*TO BE DONE*
Provide only the number of lines in the records below that include "trabajos".

START

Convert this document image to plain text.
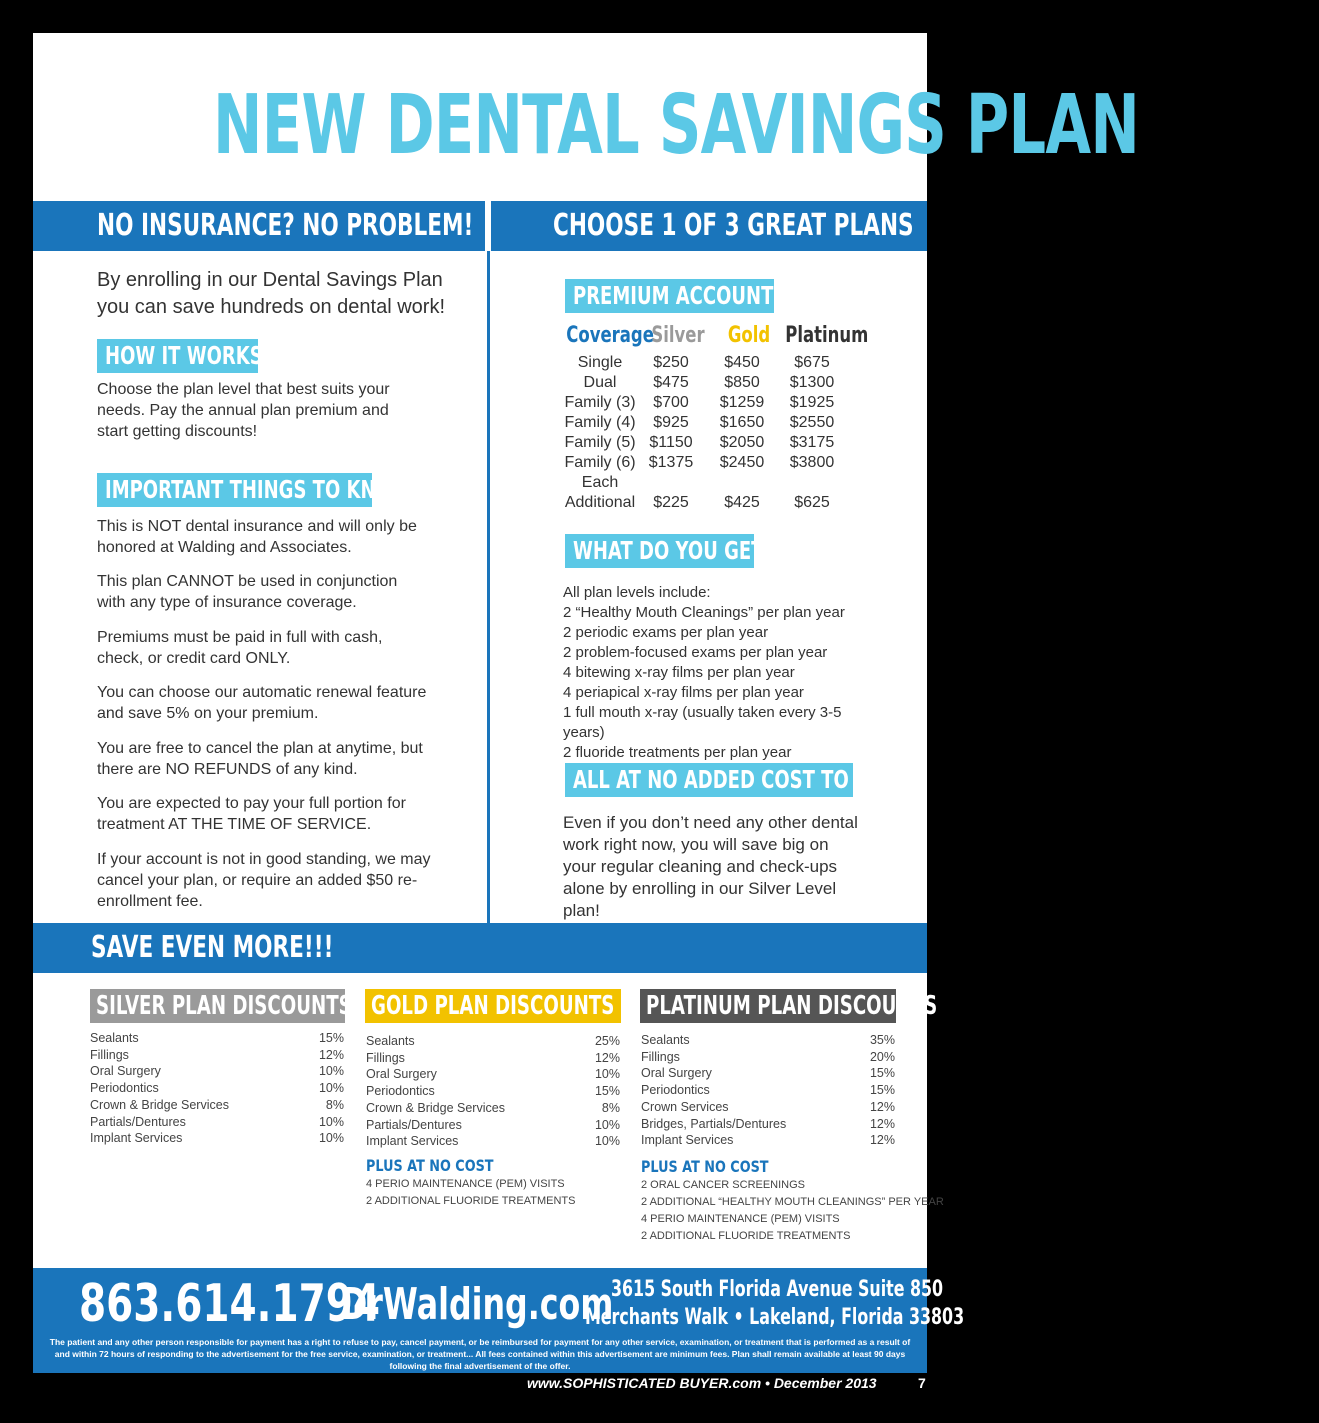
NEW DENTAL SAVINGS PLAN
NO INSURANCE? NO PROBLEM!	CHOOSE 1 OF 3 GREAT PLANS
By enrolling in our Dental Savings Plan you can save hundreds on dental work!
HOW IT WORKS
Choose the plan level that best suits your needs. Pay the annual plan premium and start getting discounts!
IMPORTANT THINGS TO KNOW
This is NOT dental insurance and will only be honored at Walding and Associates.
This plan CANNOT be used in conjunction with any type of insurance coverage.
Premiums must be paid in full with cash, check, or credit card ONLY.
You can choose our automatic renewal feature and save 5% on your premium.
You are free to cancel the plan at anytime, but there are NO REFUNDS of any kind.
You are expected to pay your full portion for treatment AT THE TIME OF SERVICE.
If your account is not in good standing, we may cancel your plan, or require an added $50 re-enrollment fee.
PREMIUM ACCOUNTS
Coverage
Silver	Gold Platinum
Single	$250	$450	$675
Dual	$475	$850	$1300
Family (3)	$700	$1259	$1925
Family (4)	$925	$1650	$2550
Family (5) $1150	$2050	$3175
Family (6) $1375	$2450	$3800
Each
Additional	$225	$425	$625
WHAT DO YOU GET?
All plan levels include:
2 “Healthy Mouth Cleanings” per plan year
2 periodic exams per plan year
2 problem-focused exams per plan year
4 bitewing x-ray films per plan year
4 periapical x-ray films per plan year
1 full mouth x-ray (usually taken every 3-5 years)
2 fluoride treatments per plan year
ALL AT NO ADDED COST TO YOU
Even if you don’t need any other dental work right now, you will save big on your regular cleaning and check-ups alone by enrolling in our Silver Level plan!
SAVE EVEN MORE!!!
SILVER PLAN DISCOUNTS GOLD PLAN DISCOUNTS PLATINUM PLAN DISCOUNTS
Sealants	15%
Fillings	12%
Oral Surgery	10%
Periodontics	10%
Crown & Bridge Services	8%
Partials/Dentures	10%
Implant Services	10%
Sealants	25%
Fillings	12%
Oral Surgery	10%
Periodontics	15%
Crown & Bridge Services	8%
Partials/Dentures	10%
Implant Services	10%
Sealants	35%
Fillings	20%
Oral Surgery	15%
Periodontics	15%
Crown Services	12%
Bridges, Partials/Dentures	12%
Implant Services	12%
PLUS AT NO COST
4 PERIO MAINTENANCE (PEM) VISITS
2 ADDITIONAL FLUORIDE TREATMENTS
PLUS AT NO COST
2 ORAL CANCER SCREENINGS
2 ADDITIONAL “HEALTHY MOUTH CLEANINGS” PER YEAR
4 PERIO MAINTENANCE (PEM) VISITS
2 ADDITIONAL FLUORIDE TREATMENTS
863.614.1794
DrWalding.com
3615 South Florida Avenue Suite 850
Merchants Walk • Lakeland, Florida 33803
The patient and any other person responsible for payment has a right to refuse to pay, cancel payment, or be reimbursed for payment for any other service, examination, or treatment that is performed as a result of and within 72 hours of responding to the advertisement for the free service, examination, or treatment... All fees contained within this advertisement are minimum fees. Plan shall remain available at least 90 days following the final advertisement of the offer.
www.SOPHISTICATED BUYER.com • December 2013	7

END
START

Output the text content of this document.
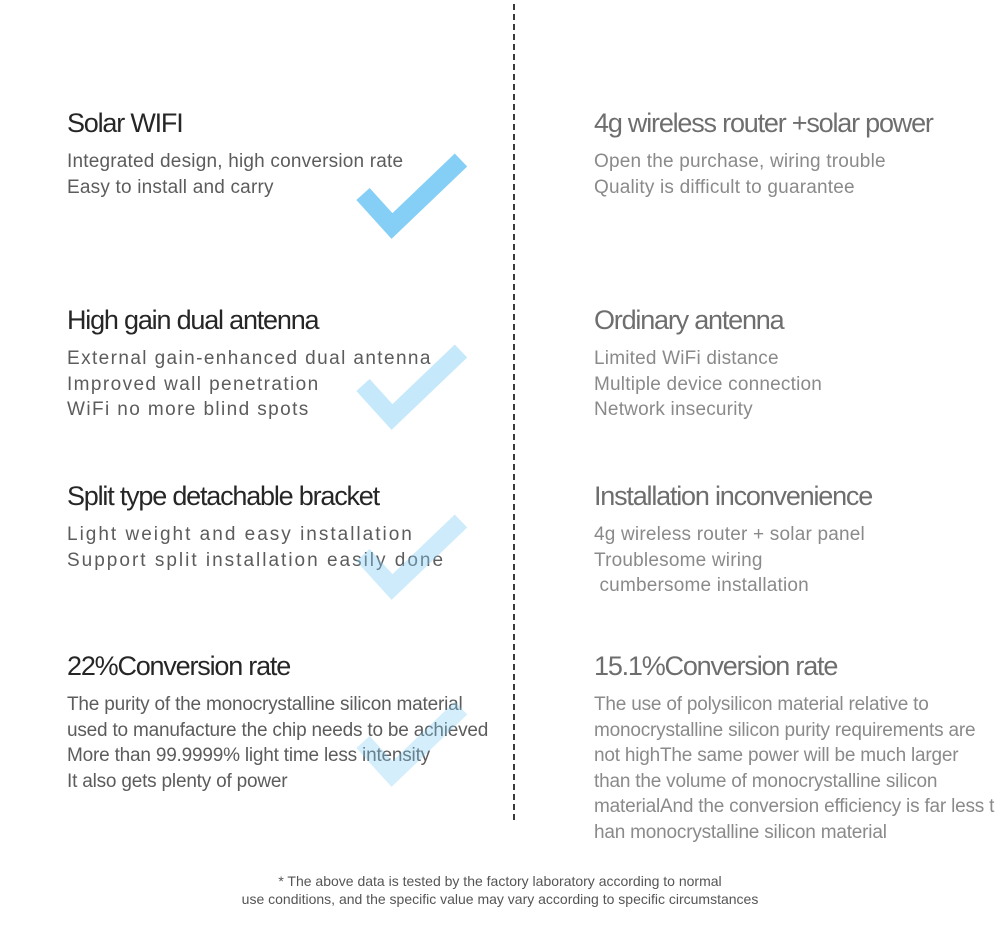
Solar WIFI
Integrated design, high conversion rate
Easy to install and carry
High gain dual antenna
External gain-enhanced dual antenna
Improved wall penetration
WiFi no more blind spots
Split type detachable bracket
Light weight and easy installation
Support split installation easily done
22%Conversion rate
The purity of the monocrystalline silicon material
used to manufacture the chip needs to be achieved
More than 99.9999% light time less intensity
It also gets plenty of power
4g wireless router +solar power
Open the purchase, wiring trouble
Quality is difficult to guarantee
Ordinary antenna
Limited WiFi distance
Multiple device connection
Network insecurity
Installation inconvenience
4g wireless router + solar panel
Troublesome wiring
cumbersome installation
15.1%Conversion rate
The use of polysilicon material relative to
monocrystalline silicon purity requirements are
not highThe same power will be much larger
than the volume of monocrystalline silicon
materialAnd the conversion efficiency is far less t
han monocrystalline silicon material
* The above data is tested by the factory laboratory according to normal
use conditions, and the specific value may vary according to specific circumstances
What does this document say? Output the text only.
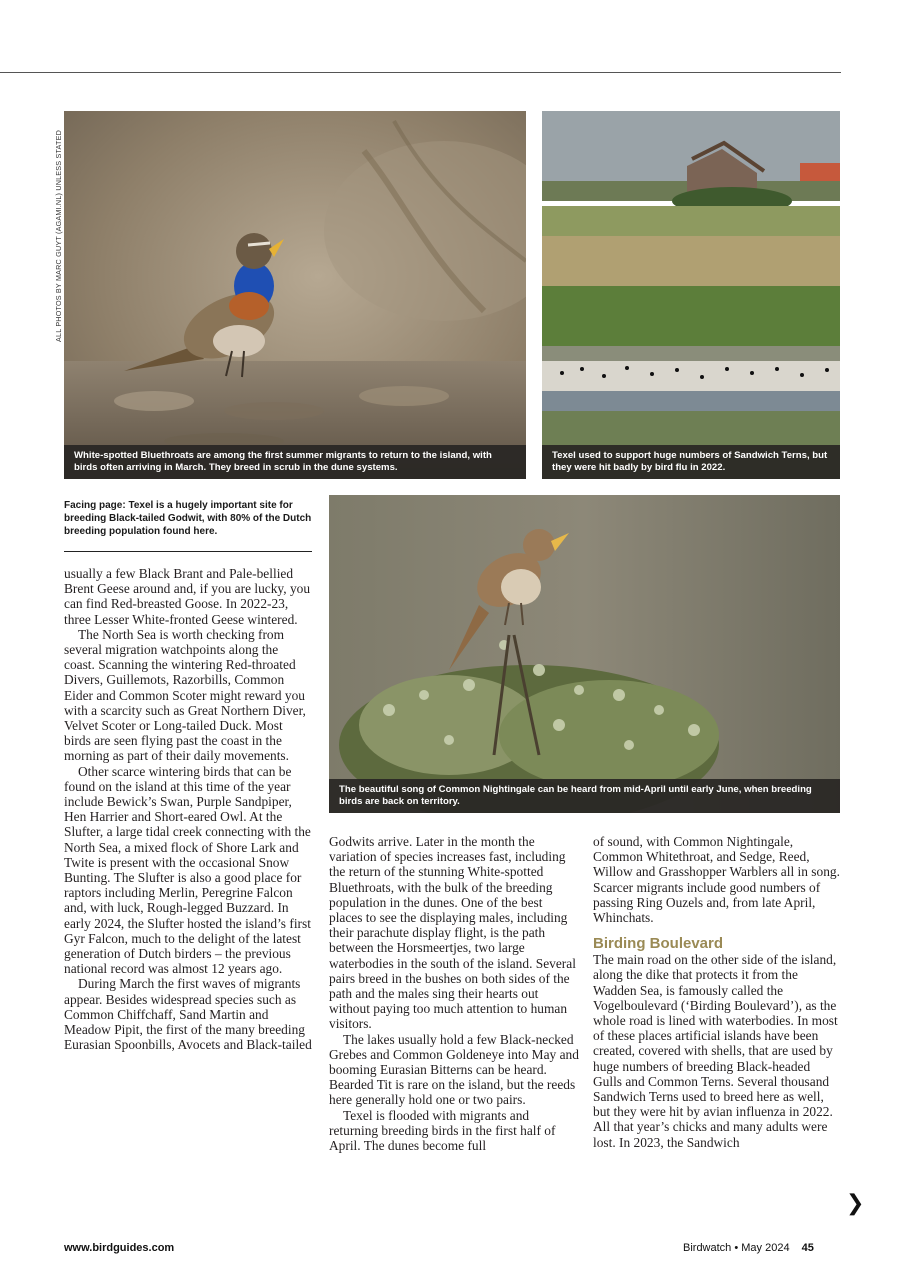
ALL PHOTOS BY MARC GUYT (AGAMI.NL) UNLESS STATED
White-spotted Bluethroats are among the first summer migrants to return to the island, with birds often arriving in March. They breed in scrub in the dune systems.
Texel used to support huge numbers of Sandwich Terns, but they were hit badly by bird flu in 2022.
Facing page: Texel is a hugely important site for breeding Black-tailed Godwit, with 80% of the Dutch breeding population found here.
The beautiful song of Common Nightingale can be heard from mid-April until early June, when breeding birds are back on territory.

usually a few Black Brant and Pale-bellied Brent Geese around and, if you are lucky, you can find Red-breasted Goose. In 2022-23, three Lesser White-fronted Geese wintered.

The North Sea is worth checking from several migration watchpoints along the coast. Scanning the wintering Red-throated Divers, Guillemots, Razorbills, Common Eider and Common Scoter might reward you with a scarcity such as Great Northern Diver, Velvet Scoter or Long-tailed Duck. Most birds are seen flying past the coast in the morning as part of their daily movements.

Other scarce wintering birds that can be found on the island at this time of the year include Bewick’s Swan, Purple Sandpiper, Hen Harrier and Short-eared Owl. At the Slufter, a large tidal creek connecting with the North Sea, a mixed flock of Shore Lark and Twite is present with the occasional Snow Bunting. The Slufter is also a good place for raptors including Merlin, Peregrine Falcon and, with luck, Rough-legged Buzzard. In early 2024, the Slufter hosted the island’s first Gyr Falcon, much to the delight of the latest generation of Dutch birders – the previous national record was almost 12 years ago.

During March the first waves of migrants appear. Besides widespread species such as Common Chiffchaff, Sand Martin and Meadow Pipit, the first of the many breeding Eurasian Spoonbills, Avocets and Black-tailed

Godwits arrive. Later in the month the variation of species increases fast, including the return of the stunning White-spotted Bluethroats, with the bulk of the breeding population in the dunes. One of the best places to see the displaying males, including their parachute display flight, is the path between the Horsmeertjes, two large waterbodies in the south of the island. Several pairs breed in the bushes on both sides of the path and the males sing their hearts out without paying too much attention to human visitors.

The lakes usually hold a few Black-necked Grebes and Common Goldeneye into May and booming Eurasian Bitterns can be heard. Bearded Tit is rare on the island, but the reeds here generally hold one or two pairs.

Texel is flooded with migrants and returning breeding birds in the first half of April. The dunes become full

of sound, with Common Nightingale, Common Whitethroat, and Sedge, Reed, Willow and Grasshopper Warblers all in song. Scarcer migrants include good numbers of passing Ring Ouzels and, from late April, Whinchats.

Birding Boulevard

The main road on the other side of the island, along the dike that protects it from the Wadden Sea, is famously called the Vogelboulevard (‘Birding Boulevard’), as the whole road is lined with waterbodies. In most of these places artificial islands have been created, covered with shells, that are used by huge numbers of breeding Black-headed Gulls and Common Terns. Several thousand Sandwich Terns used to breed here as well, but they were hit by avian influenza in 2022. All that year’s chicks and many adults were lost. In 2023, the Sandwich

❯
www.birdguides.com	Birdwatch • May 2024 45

END
START

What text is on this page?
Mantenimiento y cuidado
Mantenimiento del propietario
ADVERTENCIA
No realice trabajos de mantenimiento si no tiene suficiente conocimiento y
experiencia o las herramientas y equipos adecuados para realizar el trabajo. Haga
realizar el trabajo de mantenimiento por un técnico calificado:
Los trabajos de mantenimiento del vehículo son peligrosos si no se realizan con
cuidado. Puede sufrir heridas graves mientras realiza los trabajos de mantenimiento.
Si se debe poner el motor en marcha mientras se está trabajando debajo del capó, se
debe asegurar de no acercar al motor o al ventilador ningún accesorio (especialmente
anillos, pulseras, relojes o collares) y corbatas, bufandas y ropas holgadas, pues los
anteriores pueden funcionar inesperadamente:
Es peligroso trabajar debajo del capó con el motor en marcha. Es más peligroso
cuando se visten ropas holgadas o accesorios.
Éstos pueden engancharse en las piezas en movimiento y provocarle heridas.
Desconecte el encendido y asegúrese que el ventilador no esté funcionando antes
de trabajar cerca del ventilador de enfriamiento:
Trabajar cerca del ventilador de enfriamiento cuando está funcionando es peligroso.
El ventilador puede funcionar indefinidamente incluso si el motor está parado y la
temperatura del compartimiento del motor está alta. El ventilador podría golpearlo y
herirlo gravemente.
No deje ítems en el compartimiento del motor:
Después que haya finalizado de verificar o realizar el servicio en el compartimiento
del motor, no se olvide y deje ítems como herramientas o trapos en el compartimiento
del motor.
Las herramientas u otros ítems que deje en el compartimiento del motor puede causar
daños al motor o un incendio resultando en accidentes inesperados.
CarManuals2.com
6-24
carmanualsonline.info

END

*SOLUTION FOR THIS EXERCISE*
3